Brief: Identify the lines bearing the string "million" and gather them.

## Begin

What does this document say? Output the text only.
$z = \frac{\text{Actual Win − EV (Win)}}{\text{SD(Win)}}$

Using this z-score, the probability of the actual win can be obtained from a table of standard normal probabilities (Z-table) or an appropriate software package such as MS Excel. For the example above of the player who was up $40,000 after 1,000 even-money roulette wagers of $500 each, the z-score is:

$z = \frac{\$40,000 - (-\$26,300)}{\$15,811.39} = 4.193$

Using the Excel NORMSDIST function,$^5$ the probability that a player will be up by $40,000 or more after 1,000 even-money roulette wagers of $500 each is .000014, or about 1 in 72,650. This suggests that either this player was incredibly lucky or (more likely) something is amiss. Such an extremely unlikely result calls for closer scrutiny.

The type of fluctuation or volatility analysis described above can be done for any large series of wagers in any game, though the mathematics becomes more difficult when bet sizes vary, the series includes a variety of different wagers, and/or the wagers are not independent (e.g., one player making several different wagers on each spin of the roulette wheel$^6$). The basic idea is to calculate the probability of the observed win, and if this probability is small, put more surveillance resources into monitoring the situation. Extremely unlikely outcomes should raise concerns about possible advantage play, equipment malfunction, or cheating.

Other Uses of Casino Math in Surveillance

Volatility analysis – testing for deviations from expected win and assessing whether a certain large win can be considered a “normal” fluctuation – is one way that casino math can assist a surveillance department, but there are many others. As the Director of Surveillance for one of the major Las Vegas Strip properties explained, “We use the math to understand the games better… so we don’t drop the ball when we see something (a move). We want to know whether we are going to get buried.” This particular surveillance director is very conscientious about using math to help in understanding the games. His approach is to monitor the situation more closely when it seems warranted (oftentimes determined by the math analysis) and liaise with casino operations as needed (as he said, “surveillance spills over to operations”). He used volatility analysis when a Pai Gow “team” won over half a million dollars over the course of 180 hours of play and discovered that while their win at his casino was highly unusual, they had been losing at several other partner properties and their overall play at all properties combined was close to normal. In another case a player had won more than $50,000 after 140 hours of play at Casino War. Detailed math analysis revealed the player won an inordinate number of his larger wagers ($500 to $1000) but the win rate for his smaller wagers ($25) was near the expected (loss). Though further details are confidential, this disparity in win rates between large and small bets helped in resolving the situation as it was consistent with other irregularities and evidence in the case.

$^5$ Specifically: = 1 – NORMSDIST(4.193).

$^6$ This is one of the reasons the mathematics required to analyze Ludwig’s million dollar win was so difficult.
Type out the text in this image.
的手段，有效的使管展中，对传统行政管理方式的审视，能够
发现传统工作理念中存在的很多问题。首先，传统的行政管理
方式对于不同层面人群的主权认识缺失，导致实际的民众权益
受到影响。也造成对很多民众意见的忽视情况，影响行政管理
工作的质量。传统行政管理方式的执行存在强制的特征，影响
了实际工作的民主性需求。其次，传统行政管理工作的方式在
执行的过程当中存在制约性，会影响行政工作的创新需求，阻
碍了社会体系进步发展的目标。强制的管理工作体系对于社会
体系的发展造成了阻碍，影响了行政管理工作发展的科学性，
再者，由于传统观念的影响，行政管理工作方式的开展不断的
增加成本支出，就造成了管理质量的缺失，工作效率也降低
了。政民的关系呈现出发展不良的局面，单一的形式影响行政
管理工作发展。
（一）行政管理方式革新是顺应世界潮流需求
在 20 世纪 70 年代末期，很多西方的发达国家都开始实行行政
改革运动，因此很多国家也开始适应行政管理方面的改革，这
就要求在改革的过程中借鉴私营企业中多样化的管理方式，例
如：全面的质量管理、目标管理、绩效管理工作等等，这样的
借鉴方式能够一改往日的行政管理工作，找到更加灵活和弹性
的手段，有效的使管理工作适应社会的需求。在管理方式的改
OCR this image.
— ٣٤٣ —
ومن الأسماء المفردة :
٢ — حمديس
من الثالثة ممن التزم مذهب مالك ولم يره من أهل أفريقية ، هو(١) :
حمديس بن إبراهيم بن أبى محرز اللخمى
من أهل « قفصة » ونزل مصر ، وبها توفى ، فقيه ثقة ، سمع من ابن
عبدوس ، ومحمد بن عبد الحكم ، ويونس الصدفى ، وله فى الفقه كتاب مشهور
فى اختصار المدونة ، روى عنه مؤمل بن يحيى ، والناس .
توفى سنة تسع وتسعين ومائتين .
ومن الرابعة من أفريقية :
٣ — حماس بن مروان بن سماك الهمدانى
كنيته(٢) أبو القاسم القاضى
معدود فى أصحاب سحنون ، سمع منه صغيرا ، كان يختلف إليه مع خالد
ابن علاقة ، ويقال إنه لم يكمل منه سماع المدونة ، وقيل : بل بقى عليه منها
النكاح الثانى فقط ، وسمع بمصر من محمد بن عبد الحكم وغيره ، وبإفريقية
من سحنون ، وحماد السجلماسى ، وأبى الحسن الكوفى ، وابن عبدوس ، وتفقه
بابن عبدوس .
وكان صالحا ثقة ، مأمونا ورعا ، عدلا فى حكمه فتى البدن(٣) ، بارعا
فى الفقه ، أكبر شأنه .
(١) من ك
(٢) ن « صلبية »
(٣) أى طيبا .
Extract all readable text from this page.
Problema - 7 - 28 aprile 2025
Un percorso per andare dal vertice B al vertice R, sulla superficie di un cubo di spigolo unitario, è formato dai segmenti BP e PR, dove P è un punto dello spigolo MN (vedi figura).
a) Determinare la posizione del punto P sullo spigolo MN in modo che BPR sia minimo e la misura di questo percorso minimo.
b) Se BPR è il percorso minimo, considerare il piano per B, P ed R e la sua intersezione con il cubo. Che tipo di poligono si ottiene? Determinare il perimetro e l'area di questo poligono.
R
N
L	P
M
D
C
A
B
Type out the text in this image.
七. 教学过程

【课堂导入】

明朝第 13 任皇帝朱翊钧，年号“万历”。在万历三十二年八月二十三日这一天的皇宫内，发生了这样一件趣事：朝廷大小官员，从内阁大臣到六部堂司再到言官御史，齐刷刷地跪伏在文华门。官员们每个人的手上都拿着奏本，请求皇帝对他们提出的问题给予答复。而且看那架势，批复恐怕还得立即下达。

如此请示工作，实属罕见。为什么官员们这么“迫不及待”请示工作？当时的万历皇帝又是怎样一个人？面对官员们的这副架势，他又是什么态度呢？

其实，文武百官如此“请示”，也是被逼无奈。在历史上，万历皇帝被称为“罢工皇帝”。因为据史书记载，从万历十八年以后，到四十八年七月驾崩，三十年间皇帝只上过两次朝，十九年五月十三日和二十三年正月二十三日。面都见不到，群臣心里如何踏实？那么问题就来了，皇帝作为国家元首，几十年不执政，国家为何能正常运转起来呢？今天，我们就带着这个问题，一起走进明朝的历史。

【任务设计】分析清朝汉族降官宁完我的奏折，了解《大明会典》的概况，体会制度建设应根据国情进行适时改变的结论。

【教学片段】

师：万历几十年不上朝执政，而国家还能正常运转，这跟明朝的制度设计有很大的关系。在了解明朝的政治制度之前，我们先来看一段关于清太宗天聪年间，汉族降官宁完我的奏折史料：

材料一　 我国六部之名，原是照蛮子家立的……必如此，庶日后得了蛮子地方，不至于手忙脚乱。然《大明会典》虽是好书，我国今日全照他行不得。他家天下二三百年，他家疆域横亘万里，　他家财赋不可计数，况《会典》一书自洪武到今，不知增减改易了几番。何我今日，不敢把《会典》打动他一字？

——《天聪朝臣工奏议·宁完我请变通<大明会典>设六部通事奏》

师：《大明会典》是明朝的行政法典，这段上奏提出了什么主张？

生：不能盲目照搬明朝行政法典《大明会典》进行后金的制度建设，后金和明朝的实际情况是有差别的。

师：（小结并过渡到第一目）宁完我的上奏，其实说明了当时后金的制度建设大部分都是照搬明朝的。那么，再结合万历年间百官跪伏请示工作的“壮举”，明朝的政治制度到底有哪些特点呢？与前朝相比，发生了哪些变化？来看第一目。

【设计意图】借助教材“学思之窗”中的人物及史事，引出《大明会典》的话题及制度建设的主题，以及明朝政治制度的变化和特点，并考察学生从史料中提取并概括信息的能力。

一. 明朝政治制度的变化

## End

The output:
Volatility analysis – testing for deviations from expected win and assessing whether a certain large win can be considered a “normal” fluctuation – is one way that casino math can assist a surveillance department, but there are many others. As the Director of Surveillance for one of the major Las Vegas Strip properties explained, “We use the math to understand the games better… so we don’t drop the ball when we see something (a move). We want to know whether we are going to get buried.” This particular surveillance director is very conscientious about using math to help in understanding the games. His approach is to monitor the situation more closely when it seems warranted (oftentimes determined by the math analysis) and liaise with casino operations as needed (as he said, “surveillance spills over to operations”). He used volatility analysis when a Pai Gow “team” won over half a million dollars over the course of 180 hours of play and discovered that while their win at his casino was highly unusual, they had been losing at several other partner properties and their overall play at all properties combined was close to normal. In another case a player had won more than $50,000 after 140 hours of play at Casino War. Detailed math analysis revealed the player won an inordinate number of his larger wagers ($500 to $1000) but the win rate for his smaller wagers ($25) was near the expected (loss). Though further details are confidential, this disparity in win rates between large and small bets helped in resolving the situation as it was consistent with other irregularities and evidence in the case.
$^6$ This is one of the reasons the mathematics required to analyze Ludwig’s million dollar win was so difficult.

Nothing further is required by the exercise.